Given problem. Copy each line below that includes "title".

***** Records to use *****

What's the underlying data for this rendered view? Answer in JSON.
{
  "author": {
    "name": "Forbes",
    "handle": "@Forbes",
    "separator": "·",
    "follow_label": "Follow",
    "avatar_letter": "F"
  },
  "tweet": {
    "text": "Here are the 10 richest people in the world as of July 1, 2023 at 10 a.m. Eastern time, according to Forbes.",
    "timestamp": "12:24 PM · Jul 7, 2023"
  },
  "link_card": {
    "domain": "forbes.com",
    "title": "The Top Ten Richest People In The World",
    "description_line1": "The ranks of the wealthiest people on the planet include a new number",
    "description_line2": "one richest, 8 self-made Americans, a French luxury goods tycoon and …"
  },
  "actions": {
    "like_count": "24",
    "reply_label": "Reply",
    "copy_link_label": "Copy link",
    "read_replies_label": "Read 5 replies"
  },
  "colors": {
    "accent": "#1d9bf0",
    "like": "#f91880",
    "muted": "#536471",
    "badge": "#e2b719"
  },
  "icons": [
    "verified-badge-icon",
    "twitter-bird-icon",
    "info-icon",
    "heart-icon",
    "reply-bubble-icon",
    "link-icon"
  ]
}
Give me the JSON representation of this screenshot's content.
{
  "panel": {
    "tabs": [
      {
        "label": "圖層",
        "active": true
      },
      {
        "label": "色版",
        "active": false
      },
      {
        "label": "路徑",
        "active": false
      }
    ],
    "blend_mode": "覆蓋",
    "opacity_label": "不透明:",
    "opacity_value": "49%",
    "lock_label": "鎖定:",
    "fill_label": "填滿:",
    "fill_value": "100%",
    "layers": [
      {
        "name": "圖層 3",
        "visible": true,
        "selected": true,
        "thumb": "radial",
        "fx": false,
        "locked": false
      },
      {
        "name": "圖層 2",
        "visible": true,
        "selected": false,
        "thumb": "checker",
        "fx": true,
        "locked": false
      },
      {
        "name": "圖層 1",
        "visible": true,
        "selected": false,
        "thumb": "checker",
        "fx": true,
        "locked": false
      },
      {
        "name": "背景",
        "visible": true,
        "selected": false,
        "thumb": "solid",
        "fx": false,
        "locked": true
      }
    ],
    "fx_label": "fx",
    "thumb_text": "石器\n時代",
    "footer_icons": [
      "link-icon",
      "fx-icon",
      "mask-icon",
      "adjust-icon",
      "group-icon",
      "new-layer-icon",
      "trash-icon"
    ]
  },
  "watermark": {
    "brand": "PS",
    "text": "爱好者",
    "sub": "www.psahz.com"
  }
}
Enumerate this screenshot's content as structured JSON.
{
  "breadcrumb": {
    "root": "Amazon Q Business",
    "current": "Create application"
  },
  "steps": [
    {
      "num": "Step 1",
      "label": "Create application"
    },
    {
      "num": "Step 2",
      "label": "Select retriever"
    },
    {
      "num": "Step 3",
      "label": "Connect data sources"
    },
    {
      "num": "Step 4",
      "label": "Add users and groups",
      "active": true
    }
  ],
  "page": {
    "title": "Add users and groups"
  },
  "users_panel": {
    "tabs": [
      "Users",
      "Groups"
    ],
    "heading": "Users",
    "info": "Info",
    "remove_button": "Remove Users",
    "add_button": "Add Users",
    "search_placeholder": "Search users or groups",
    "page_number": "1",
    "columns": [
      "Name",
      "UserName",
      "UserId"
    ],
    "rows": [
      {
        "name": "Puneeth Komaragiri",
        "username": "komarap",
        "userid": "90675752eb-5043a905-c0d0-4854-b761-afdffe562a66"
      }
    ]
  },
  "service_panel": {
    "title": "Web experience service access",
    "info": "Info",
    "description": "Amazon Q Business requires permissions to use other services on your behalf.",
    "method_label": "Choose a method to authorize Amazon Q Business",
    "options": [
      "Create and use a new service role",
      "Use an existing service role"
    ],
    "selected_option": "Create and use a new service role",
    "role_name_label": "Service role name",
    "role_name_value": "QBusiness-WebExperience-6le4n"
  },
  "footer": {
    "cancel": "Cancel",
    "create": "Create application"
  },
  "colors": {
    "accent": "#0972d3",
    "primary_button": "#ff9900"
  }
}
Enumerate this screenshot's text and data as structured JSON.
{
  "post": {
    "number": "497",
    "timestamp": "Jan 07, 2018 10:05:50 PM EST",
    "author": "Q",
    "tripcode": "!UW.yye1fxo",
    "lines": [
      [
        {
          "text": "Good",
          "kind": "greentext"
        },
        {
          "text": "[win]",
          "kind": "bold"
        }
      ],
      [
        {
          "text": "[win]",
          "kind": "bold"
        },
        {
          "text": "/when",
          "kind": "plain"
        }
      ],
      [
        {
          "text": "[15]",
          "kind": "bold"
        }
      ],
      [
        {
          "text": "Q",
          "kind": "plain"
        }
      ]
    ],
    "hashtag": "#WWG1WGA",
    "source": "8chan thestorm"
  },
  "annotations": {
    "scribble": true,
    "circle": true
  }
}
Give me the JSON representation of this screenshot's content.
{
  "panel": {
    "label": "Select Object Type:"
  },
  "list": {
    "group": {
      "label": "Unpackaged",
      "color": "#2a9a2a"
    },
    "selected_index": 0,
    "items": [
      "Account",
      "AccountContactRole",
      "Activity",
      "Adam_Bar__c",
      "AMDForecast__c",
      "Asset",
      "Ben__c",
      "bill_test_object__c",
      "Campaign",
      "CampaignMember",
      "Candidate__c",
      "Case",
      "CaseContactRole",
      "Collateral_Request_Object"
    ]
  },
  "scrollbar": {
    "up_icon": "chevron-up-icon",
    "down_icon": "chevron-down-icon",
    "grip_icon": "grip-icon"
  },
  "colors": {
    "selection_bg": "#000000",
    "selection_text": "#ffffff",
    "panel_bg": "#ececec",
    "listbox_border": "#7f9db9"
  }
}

*****

Solution.
    "title": "The Top Ten Richest People In The World",
    "title": "Add users and groups"
    "title": "Web experience service access",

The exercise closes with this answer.